EXERCISE DESCRIPTION ->
Every line of the listing must be reproduced as it stands. Leave the images behind.

LISTED ENTRIES ->

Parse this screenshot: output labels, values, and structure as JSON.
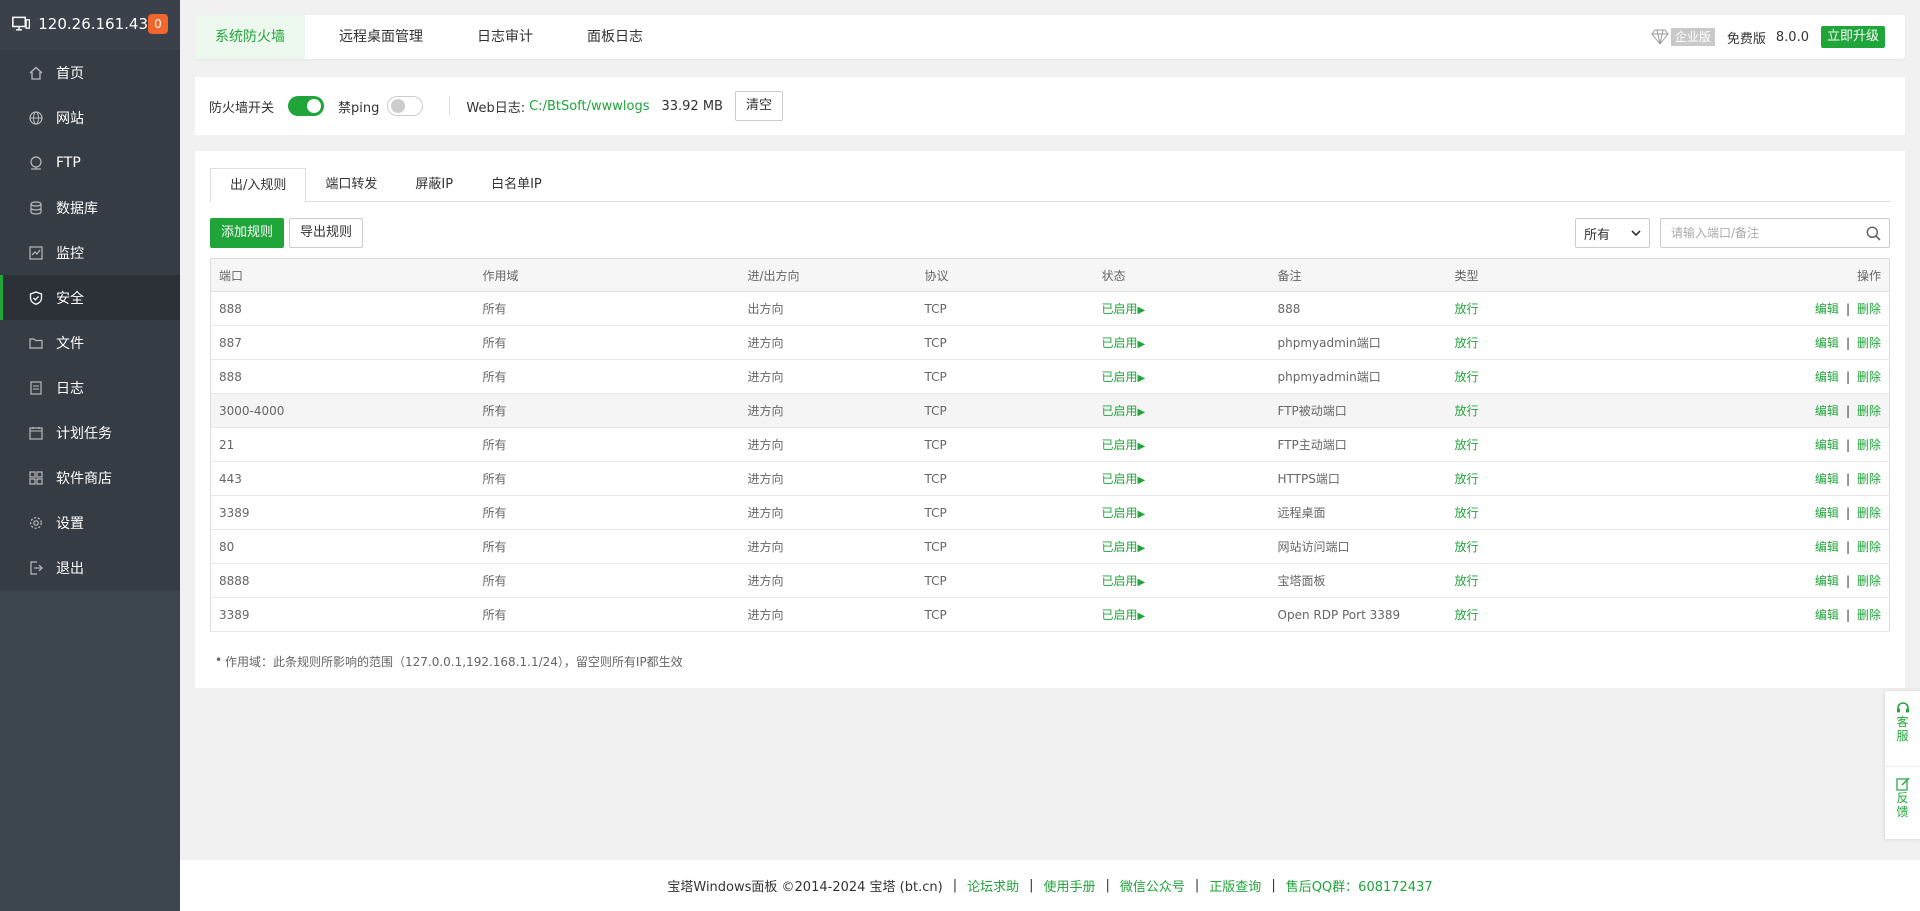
{
  "sidebar": {
    "ip": "120.26.161.43",
    "badge": "0",
    "items": [
      {
        "label": "首页",
        "icon": "home-icon"
      },
      {
        "label": "网站",
        "icon": "globe-icon"
      },
      {
        "label": "FTP",
        "icon": "ftp-icon"
      },
      {
        "label": "数据库",
        "icon": "database-icon"
      },
      {
        "label": "监控",
        "icon": "monitor-icon"
      },
      {
        "label": "安全",
        "icon": "shield-icon",
        "active": true
      },
      {
        "label": "文件",
        "icon": "folder-icon"
      },
      {
        "label": "日志",
        "icon": "log-icon"
      },
      {
        "label": "计划任务",
        "icon": "calendar-icon"
      },
      {
        "label": "软件商店",
        "icon": "grid-icon"
      },
      {
        "label": "设置",
        "icon": "gear-icon"
      },
      {
        "label": "退出",
        "icon": "logout-icon"
      }
    ]
  },
  "topbar": {
    "tabs": [
      "系统防火墙",
      "远程桌面管理",
      "日志审计",
      "面板日志"
    ],
    "enterprise": "企业版",
    "free": "免费版",
    "version": "8.0.0",
    "upgrade": "立即升级"
  },
  "switchbar": {
    "firewall_label": "防火墙开关",
    "ping_label": "禁ping",
    "weblog_label": "Web日志:",
    "weblog_path": "C:/BtSoft/wwwlogs",
    "weblog_size": "33.92 MB",
    "clear": "清空"
  },
  "panel": {
    "subtabs": [
      "出/入规则",
      "端口转发",
      "屏蔽IP",
      "白名单IP"
    ],
    "add_rule": "添加规则",
    "export_rule": "导出规则",
    "filter_value": "所有",
    "search_placeholder": "请输入端口/备注",
    "columns": [
      "端口",
      "作用域",
      "进/出方向",
      "协议",
      "状态",
      "备注",
      "类型",
      "操作"
    ],
    "rows": [
      [
        "888",
        "所有",
        "出方向",
        "TCP",
        "已启用",
        "888",
        "放行"
      ],
      [
        "887",
        "所有",
        "进方向",
        "TCP",
        "已启用",
        "phpmyadmin端口",
        "放行"
      ],
      [
        "888",
        "所有",
        "进方向",
        "TCP",
        "已启用",
        "phpmyadmin端口",
        "放行"
      ],
      [
        "3000-4000",
        "所有",
        "进方向",
        "TCP",
        "已启用",
        "FTP被动端口",
        "放行"
      ],
      [
        "21",
        "所有",
        "进方向",
        "TCP",
        "已启用",
        "FTP主动端口",
        "放行"
      ],
      [
        "443",
        "所有",
        "进方向",
        "TCP",
        "已启用",
        "HTTPS端口",
        "放行"
      ],
      [
        "3389",
        "所有",
        "进方向",
        "TCP",
        "已启用",
        "远程桌面",
        "放行"
      ],
      [
        "80",
        "所有",
        "进方向",
        "TCP",
        "已启用",
        "网站访问端口",
        "放行"
      ],
      [
        "8888",
        "所有",
        "进方向",
        "TCP",
        "已启用",
        "宝塔面板",
        "放行"
      ],
      [
        "3389",
        "所有",
        "进方向",
        "TCP",
        "已启用",
        "Open RDP Port 3389",
        "放行"
      ]
    ],
    "edit": "编辑",
    "delete": "删除",
    "op_sep": "|",
    "note": "作用域：此条规则所影响的范围（127.0.0.1,192.168.1.1/24），留空则所有IP都生效"
  },
  "footer": {
    "copyright": "宝塔Windows面板 ©2014-2024 宝塔 (bt.cn)",
    "links": [
      "论坛求助",
      "使用手册",
      "微信公众号",
      "正版查询",
      "售后QQ群：608172437"
    ]
  },
  "float": {
    "service": [
      "客",
      "服"
    ],
    "feedback": [
      "反",
      "馈"
    ]
  },
  "colors": {
    "accent": "#20a53a",
    "sidebar_bg": "#3c444d",
    "badge": "#f0662c"
  }
}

FULL OUTPUT ->
Parse this screenshot: output labels, values, and structure as JSON.
{
  "sidebar": {
    "ip": "120.26.161.43",
    "badge": "0",
    "items": [
      {
        "label": "首页",
        "icon": "home-icon"
      },
      {
        "label": "网站",
        "icon": "globe-icon"
      },
      {
        "label": "FTP",
        "icon": "ftp-icon"
      },
      {
        "label": "数据库",
        "icon": "database-icon"
      },
      {
        "label": "监控",
        "icon": "monitor-icon"
      },
      {
        "label": "安全",
        "icon": "shield-icon",
        "active": true
      },
      {
        "label": "文件",
        "icon": "folder-icon"
      },
      {
        "label": "日志",
        "icon": "log-icon"
      },
      {
        "label": "计划任务",
        "icon": "calendar-icon"
      },
      {
        "label": "软件商店",
        "icon": "grid-icon"
      },
      {
        "label": "设置",
        "icon": "gear-icon"
      },
      {
        "label": "退出",
        "icon": "logout-icon"
      }
    ]
  },
  "topbar": {
    "tabs": [
      "系统防火墙",
      "远程桌面管理",
      "日志审计",
      "面板日志"
    ],
    "enterprise": "企业版",
    "free": "免费版",
    "version": "8.0.0",
    "upgrade": "立即升级"
  },
  "switchbar": {
    "firewall_label": "防火墙开关",
    "ping_label": "禁ping",
    "weblog_label": "Web日志:",
    "weblog_path": "C:/BtSoft/wwwlogs",
    "weblog_size": "33.92 MB",
    "clear": "清空"
  },
  "panel": {
    "subtabs": [
      "出/入规则",
      "端口转发",
      "屏蔽IP",
      "白名单IP"
    ],
    "add_rule": "添加规则",
    "export_rule": "导出规则",
    "filter_value": "所有",
    "search_placeholder": "请输入端口/备注",
    "columns": [
      "端口",
      "作用域",
      "进/出方向",
      "协议",
      "状态",
      "备注",
      "类型",
      "操作"
    ],
    "rows": [
      [
        "888",
        "所有",
        "出方向",
        "TCP",
        "已启用",
        "888",
        "放行"
      ],
      [
        "887",
        "所有",
        "进方向",
        "TCP",
        "已启用",
        "phpmyadmin端口",
        "放行"
      ],
      [
        "888",
        "所有",
        "进方向",
        "TCP",
        "已启用",
        "phpmyadmin端口",
        "放行"
      ],
      [
        "3000-4000",
        "所有",
        "进方向",
        "TCP",
        "已启用",
        "FTP被动端口",
        "放行"
      ],
      [
        "21",
        "所有",
        "进方向",
        "TCP",
        "已启用",
        "FTP主动端口",
        "放行"
      ],
      [
        "443",
        "所有",
        "进方向",
        "TCP",
        "已启用",
        "HTTPS端口",
        "放行"
      ],
      [
        "3389",
        "所有",
        "进方向",
        "TCP",
        "已启用",
        "远程桌面",
        "放行"
      ],
      [
        "80",
        "所有",
        "进方向",
        "TCP",
        "已启用",
        "网站访问端口",
        "放行"
      ],
      [
        "8888",
        "所有",
        "进方向",
        "TCP",
        "已启用",
        "宝塔面板",
        "放行"
      ],
      [
        "3389",
        "所有",
        "进方向",
        "TCP",
        "已启用",
        "Open RDP Port 3389",
        "放行"
      ]
    ],
    "edit": "编辑",
    "delete": "删除",
    "op_sep": "|",
    "note": "作用域：此条规则所影响的范围（127.0.0.1,192.168.1.1/24），留空则所有IP都生效"
  },
  "footer": {
    "copyright": "宝塔Windows面板 ©2014-2024 宝塔 (bt.cn)",
    "links": [
      "论坛求助",
      "使用手册",
      "微信公众号",
      "正版查询",
      "售后QQ群：608172437"
    ]
  },
  "float": {
    "service": [
      "客",
      "服"
    ],
    "feedback": [
      "反",
      "馈"
    ]
  },
  "colors": {
    "accent": "#20a53a",
    "sidebar_bg": "#3c444d",
    "badge": "#f0662c"
  }
}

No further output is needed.